_Requirement_
Determine the number of lines containing the word "object". Reply with it and nothing else.

_Record extracts_

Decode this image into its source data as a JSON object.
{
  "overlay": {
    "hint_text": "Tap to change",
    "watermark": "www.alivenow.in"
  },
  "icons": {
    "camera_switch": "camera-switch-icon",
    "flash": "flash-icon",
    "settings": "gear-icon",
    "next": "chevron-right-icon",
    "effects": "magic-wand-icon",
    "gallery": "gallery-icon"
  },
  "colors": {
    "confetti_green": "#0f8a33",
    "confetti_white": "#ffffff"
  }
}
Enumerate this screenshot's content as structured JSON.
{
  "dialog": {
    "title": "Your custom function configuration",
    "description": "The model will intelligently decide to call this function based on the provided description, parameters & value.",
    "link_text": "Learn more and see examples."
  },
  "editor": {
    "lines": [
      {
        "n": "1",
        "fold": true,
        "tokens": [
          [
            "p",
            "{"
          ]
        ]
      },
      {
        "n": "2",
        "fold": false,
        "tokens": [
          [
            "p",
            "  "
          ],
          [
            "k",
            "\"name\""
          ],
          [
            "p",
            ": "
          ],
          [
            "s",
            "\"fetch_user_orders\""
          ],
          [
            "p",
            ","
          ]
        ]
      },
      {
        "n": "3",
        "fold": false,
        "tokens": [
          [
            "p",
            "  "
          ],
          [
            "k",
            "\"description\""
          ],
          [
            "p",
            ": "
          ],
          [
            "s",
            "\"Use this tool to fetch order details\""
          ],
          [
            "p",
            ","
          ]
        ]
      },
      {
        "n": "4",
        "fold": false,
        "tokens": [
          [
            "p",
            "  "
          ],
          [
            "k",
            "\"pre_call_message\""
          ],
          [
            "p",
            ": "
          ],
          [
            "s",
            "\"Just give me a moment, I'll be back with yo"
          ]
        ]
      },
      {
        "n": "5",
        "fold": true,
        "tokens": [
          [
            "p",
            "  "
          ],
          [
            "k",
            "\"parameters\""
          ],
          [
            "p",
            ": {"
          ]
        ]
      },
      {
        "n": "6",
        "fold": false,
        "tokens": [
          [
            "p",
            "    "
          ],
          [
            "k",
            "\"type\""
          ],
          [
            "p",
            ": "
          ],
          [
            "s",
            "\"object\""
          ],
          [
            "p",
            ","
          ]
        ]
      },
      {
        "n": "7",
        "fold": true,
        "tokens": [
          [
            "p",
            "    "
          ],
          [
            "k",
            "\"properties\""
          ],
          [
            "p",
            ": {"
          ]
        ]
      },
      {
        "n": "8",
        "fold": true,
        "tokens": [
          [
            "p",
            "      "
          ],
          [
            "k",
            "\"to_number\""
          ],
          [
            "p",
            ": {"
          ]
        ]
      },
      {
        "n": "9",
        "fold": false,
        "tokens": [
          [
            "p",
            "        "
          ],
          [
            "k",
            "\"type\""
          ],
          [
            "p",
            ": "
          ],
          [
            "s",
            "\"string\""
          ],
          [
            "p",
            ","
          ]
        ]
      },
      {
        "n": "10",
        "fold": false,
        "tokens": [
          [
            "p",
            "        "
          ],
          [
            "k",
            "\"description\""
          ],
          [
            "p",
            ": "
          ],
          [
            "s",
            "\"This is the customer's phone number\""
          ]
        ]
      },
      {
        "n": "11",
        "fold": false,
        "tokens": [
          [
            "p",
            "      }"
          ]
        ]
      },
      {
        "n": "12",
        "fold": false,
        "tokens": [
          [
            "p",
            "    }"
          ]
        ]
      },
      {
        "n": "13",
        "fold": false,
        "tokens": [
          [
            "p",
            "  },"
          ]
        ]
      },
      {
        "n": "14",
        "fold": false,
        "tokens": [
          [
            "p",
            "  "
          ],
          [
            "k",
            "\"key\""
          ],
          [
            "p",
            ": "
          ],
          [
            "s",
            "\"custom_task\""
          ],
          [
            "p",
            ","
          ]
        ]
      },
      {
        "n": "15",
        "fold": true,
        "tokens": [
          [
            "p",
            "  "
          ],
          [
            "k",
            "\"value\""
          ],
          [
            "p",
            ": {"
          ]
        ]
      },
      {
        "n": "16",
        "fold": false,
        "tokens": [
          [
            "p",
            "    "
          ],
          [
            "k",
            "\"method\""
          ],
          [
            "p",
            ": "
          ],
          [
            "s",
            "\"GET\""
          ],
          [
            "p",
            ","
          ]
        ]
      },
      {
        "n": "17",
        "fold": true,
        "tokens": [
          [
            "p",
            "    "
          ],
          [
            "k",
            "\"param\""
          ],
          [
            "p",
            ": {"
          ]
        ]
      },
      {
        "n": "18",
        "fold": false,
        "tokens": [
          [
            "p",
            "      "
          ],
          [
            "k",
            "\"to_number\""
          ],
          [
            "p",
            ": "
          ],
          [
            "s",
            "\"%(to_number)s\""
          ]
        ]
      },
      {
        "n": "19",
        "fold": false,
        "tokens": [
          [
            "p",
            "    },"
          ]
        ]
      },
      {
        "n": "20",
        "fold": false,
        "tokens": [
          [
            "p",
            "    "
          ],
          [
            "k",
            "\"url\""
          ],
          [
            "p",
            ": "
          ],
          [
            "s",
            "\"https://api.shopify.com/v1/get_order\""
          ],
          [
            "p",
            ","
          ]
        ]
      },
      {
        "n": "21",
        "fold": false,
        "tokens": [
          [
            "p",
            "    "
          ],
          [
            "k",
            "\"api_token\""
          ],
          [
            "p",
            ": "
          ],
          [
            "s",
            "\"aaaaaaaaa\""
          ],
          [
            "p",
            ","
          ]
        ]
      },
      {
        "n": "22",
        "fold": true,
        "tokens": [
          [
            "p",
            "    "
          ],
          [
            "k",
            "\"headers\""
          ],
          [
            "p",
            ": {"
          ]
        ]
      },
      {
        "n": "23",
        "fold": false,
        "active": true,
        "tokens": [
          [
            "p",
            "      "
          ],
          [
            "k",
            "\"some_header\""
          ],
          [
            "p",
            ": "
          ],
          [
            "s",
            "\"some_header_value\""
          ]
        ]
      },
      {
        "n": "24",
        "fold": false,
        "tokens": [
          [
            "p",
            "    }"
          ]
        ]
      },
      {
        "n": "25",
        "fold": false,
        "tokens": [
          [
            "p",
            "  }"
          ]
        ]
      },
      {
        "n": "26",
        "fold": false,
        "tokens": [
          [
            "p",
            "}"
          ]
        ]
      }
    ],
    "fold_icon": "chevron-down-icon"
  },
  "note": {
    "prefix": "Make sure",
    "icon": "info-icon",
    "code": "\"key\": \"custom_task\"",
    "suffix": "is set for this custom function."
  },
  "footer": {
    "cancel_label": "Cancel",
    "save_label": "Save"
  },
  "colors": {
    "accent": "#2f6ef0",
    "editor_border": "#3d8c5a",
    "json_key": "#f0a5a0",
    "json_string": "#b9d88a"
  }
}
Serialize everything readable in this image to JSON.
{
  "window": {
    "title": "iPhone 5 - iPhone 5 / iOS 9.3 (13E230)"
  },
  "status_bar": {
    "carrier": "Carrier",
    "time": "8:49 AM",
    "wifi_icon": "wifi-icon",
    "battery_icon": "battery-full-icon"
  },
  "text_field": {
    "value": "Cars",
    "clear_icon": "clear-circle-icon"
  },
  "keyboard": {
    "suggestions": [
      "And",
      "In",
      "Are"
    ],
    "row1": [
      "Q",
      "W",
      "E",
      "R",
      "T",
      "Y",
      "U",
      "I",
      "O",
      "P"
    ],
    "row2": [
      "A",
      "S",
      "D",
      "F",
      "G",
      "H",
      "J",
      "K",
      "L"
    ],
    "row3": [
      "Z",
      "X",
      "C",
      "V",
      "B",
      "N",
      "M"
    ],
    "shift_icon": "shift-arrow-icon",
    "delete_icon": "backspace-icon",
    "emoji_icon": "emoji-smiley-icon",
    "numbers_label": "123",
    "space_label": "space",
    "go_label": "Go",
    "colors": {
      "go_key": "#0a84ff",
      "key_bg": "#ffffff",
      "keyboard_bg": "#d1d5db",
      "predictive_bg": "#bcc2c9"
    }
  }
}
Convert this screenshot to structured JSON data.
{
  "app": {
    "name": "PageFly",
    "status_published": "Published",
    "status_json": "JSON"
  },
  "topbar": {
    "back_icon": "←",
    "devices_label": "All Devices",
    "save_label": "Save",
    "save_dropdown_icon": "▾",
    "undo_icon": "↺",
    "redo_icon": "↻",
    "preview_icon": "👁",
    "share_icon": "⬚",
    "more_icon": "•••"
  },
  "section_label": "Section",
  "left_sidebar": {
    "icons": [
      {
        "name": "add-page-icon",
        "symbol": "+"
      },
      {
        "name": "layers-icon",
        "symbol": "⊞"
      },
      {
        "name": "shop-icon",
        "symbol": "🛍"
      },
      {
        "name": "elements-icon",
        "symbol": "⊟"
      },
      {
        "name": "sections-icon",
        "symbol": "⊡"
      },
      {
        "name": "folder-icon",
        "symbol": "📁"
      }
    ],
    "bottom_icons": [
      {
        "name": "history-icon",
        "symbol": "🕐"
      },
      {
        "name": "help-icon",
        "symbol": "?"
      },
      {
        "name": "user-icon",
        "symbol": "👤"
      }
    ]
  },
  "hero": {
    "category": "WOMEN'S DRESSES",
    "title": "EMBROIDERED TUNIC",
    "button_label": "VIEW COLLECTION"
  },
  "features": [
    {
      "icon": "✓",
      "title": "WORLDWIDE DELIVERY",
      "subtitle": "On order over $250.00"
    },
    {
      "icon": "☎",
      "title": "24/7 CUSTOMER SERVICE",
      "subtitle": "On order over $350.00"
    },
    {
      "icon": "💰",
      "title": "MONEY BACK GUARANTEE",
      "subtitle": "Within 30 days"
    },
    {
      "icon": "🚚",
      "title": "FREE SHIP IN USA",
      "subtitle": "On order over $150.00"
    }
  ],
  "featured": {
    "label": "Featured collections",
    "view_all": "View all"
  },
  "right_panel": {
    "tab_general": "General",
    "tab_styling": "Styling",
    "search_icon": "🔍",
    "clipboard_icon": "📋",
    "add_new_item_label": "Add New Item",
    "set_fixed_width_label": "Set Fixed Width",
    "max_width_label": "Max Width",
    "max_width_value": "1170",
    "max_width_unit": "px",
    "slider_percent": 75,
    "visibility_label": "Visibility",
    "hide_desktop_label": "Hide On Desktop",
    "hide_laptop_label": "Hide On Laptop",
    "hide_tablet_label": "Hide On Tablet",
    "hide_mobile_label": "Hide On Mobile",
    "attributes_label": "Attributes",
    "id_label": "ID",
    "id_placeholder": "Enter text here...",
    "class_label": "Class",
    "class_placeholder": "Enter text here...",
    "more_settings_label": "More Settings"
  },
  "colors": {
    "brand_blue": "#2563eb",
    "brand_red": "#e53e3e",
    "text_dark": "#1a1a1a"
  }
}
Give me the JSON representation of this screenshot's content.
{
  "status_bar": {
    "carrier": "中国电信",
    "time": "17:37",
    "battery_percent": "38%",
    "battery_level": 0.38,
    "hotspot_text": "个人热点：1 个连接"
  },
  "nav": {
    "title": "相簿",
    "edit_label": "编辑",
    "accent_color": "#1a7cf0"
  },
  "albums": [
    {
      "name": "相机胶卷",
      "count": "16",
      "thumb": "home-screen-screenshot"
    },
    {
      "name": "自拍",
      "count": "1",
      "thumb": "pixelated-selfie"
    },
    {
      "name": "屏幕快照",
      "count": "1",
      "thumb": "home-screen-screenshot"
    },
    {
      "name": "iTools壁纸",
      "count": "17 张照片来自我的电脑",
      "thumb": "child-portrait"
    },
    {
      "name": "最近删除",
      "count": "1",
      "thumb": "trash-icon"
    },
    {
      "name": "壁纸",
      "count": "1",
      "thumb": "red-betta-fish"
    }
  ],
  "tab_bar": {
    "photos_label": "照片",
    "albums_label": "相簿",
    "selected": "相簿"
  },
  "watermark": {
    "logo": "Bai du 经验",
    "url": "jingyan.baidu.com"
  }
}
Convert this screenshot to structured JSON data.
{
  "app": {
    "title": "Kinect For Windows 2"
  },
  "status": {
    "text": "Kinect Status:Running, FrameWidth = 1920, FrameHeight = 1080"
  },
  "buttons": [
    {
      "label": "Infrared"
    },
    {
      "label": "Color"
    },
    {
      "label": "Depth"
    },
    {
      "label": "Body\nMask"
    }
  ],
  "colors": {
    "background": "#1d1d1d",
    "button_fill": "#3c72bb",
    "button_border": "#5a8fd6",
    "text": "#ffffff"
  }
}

_The completed task_
2